━━━━━ Records to use
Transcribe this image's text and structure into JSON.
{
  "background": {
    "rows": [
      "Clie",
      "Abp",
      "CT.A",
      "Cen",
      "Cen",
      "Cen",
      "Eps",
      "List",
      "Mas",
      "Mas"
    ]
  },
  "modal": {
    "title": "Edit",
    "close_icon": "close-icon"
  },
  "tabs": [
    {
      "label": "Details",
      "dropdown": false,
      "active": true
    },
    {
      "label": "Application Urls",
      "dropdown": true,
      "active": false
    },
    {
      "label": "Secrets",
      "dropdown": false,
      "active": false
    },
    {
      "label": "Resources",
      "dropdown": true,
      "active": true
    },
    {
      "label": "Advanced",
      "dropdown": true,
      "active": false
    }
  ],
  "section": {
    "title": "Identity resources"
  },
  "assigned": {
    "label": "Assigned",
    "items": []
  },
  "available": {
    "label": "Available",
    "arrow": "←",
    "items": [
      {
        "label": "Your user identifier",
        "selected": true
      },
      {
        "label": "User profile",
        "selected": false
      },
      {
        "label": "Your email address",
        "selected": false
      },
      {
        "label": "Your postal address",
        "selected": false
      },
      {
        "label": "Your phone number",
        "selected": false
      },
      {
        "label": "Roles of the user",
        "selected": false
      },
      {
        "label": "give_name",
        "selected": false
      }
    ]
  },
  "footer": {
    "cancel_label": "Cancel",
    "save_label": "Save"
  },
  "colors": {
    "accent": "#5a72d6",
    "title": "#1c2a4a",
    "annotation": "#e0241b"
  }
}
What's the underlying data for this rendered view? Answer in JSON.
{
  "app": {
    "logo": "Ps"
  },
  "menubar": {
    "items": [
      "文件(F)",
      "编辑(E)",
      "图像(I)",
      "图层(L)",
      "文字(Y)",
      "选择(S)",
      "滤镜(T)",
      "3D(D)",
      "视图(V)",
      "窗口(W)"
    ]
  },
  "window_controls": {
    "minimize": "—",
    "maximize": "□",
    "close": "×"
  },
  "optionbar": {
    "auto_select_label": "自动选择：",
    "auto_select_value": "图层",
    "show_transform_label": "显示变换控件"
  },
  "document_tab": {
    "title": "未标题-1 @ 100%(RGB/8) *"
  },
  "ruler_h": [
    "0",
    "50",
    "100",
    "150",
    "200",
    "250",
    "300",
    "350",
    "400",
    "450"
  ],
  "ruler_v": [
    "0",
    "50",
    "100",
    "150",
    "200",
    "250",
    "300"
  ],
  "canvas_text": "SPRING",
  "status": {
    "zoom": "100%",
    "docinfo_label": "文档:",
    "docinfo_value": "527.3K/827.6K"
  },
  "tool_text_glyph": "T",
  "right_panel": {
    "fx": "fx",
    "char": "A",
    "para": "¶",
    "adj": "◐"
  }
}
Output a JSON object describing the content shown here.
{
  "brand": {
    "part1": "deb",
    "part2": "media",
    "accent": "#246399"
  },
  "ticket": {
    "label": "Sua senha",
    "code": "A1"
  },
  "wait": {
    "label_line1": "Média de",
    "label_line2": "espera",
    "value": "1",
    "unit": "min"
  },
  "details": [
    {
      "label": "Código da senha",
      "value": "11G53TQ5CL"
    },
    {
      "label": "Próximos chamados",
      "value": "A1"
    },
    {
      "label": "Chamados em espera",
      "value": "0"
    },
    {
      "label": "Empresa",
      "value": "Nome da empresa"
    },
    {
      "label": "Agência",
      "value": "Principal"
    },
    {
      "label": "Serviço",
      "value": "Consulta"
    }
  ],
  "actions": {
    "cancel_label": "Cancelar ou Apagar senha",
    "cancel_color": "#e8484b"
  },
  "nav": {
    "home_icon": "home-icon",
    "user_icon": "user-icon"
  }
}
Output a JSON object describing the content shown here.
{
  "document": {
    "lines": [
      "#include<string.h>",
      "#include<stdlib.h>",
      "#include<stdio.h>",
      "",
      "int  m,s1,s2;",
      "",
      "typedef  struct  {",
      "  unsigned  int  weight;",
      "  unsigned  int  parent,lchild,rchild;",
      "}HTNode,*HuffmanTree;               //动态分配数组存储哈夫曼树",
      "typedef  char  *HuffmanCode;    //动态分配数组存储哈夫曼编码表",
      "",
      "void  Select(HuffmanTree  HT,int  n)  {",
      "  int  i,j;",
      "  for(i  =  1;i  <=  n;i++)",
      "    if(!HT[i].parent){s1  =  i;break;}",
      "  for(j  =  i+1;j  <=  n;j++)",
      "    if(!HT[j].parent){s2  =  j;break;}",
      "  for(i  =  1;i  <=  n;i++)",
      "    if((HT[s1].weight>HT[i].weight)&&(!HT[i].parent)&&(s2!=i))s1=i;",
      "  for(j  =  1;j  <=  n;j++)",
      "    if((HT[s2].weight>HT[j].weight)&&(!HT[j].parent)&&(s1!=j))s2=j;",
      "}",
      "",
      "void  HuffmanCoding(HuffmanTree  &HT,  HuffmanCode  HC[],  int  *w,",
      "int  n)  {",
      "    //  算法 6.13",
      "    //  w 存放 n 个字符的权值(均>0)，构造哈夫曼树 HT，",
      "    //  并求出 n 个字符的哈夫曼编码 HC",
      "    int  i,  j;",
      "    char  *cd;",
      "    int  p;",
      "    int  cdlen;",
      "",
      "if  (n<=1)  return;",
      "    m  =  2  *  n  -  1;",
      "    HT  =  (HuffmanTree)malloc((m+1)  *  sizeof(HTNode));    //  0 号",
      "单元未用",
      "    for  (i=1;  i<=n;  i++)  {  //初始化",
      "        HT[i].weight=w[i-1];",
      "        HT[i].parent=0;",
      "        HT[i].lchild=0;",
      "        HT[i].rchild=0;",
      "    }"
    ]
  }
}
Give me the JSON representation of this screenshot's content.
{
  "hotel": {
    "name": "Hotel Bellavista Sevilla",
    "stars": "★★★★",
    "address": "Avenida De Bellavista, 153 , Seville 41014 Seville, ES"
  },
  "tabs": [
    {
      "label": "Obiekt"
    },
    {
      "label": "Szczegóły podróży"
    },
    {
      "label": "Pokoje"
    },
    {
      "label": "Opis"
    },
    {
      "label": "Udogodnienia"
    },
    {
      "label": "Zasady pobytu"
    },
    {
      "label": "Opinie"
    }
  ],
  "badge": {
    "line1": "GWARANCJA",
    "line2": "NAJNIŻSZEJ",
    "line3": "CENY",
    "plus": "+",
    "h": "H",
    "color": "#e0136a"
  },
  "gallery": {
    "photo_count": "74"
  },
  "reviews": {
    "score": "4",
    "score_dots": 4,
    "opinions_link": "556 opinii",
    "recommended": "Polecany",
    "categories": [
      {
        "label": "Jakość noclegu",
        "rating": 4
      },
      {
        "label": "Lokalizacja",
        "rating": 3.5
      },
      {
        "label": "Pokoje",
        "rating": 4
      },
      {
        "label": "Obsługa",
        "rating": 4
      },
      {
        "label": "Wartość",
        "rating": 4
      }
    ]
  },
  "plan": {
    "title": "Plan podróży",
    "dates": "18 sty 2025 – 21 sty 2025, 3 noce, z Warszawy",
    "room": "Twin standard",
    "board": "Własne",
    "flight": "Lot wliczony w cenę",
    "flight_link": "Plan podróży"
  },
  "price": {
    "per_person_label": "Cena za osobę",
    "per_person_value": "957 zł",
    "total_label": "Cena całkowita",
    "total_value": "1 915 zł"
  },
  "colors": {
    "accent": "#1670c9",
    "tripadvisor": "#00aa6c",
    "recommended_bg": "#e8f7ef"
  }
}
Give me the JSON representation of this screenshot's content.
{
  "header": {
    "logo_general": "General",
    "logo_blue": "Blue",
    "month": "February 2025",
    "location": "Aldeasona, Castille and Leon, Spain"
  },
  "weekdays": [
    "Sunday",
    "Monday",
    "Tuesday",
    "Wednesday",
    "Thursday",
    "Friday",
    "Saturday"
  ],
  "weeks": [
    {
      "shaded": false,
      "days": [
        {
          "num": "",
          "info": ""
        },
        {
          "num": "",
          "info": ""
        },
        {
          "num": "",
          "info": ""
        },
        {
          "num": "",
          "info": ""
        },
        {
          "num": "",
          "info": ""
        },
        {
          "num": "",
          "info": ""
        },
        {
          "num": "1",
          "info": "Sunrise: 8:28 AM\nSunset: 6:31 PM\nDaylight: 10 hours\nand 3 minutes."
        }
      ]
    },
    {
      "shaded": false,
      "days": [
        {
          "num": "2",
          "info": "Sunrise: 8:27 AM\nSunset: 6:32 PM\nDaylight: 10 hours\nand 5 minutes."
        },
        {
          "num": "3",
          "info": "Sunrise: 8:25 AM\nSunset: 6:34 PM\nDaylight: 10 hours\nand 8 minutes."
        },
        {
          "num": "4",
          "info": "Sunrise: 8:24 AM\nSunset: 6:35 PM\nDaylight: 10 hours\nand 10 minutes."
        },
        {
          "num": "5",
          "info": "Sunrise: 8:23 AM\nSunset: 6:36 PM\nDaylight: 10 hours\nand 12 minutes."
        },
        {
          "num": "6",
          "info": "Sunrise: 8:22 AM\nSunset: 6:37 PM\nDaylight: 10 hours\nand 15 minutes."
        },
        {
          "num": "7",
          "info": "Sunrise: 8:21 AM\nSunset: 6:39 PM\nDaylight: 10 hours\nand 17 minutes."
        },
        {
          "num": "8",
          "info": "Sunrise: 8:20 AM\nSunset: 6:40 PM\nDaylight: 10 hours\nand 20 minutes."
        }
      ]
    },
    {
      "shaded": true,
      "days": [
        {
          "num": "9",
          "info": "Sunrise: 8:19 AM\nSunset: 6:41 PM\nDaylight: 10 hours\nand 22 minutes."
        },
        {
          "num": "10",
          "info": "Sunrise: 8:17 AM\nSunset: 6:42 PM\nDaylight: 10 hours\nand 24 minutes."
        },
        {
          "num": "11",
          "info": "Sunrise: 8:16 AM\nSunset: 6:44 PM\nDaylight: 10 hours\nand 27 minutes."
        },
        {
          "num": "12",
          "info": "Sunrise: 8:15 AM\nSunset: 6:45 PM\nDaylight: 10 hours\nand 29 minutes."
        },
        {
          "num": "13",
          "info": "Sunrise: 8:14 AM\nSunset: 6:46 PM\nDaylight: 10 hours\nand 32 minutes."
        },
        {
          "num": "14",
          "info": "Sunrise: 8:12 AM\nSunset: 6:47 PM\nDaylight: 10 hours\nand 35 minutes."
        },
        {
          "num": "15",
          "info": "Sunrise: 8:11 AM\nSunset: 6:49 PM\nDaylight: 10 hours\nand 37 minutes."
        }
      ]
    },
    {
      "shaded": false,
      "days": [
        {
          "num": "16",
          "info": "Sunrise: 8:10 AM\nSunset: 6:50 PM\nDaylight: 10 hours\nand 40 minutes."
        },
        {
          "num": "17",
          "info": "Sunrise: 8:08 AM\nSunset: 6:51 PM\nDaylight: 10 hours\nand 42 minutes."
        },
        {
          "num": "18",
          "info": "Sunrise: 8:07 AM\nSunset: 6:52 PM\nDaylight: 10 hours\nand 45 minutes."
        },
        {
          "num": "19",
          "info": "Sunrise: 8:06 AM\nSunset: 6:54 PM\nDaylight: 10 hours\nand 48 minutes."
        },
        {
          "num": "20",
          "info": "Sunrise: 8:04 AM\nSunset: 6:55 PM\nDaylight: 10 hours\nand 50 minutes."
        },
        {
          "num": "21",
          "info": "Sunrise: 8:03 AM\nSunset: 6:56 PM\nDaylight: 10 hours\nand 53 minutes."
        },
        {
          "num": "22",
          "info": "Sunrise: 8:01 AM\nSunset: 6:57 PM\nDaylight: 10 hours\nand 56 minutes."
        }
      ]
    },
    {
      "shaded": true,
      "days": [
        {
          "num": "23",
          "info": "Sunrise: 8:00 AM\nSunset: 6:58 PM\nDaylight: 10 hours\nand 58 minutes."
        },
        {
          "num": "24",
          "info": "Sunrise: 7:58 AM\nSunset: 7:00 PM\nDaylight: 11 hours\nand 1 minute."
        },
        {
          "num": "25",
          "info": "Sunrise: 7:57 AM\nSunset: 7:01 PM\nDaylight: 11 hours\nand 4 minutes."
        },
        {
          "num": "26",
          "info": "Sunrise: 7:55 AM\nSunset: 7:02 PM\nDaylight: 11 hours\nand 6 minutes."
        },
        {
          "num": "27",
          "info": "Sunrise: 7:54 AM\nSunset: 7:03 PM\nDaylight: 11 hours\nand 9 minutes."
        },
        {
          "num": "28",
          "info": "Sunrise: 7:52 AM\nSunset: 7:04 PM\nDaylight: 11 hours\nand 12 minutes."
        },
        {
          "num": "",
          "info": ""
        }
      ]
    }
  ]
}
━━━━━━━━━━
** Aim **
Go through the records above, find every line with the word "Bellavista", and list those lines.

** Task output **
    "name": "Hotel Bellavista Sevilla",
    "address": "Avenida De Bellavista, 153 , Seville 41014 Seville, ES"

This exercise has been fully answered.